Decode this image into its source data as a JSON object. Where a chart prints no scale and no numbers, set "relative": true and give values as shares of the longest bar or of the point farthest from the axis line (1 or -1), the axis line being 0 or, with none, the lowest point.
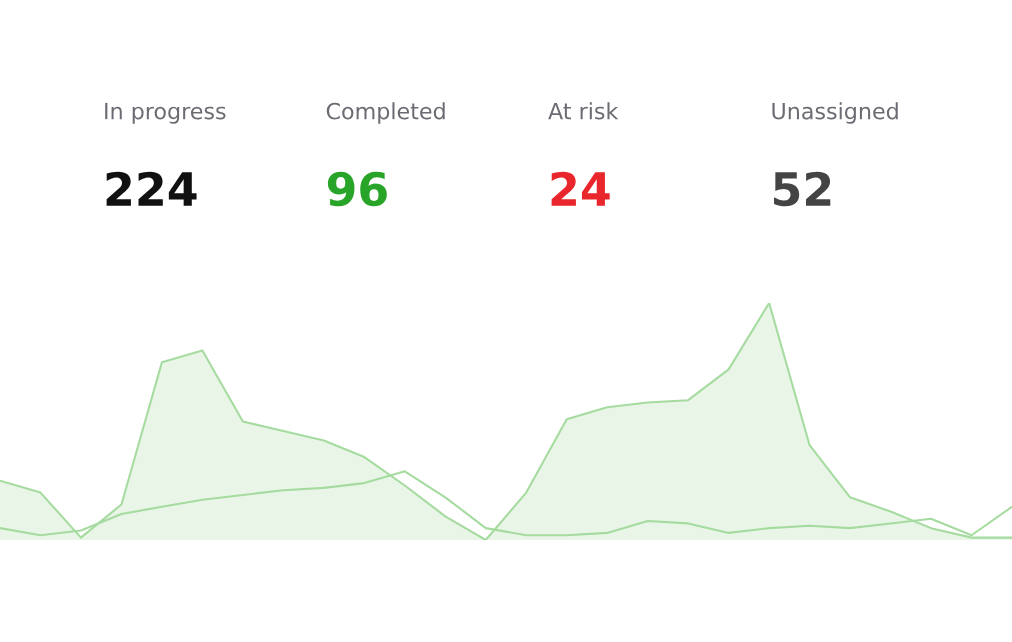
{
  "chart_data": [
    {
      "type": "other",
      "data_labels": true,
      "categories": [
        "In progress",
        "Completed",
        "At risk",
        "Unassigned"
      ],
      "values": [
        224,
        96,
        24,
        52
      ],
      "colors": [
        "#111111",
        "#28a428",
        "#e8262b",
        "#444444"
      ]
    },
    {
      "type": "area",
      "relative": true,
      "categories": [
        null,
        null,
        null,
        null,
        null,
        null,
        null,
        null,
        null,
        null,
        null,
        null,
        null,
        null,
        null,
        null,
        null,
        null,
        null,
        null,
        null,
        null,
        null,
        null,
        null,
        null
      ],
      "series": [
        {
          "color": "#a6dba0",
          "values": [
            0.25,
            0.2,
            0.01,
            0.15,
            0.75,
            0.8,
            0.5,
            0.46,
            0.42,
            0.35,
            0.23,
            0.1,
            0.0,
            0.2,
            0.51,
            0.56,
            0.58,
            0.59,
            0.72,
            1.0,
            0.4,
            0.18,
            0.12,
            0.05,
            0.01,
            0.01
          ]
        },
        {
          "type": "line",
          "color": "#a6dba0",
          "values": [
            0.05,
            0.02,
            0.04,
            0.11,
            0.14,
            0.17,
            0.19,
            0.21,
            0.22,
            0.24,
            0.29,
            0.18,
            0.05,
            0.02,
            0.02,
            0.03,
            0.08,
            0.07,
            0.03,
            0.05,
            0.06,
            0.05,
            0.07,
            0.09,
            0.02,
            0.14
          ]
        }
      ]
    }
  ]
}
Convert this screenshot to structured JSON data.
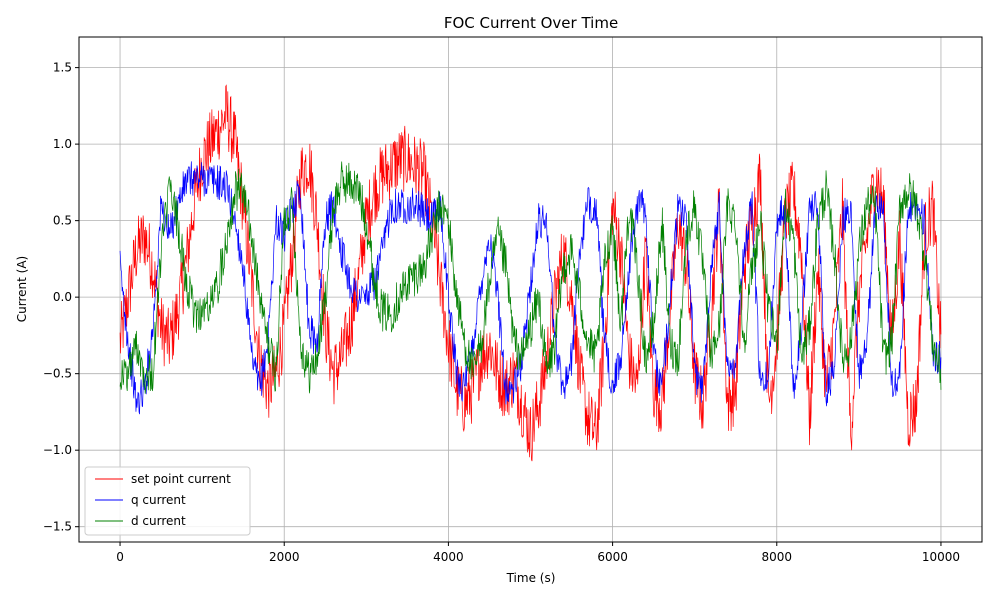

------------------------------

» The problem: Repeat all the data as it stands, dropping any images it holds.

» Answer to the problem:
Decode this image into its source data as a JSON object. Where a chart prints no scale and no numbers, set "relative": true and give values as shares of the longest bar or of the point farthest from the axis line (1 or -1), the axis line being 0 or, with none, the lowest point.
{
  "chart_data": [
    {
      "type": "other",
      "data_labels": true,
      "categories": [
        "In progress",
        "Completed",
        "At risk",
        "Unassigned"
      ],
      "values": [
        224,
        96,
        24,
        52
      ],
      "colors": [
        "#111111",
        "#28a428",
        "#e8262b",
        "#444444"
      ]
    },
    {
      "type": "area",
      "relative": true,
      "categories": [
        null,
        null,
        null,
        null,
        null,
        null,
        null,
        null,
        null,
        null,
        null,
        null,
        null,
        null,
        null,
        null,
        null,
        null,
        null,
        null,
        null,
        null,
        null,
        null,
        null,
        null
      ],
      "series": [
        {
          "color": "#a6dba0",
          "values": [
            0.25,
            0.2,
            0.01,
            0.15,
            0.75,
            0.8,
            0.5,
            0.46,
            0.42,
            0.35,
            0.23,
            0.1,
            0.0,
            0.2,
            0.51,
            0.56,
            0.58,
            0.59,
            0.72,
            1.0,
            0.4,
            0.18,
            0.12,
            0.05,
            0.01,
            0.01
          ]
        },
        {
          "type": "line",
          "color": "#a6dba0",
          "values": [
            0.05,
            0.02,
            0.04,
            0.11,
            0.14,
            0.17,
            0.19,
            0.21,
            0.22,
            0.24,
            0.29,
            0.18,
            0.05,
            0.02,
            0.02,
            0.03,
            0.08,
            0.07,
            0.03,
            0.05,
            0.06,
            0.05,
            0.07,
            0.09,
            0.02,
            0.14
          ]
        }
      ]
    }
  ]
}
Convert this screenshot to structured JSON data.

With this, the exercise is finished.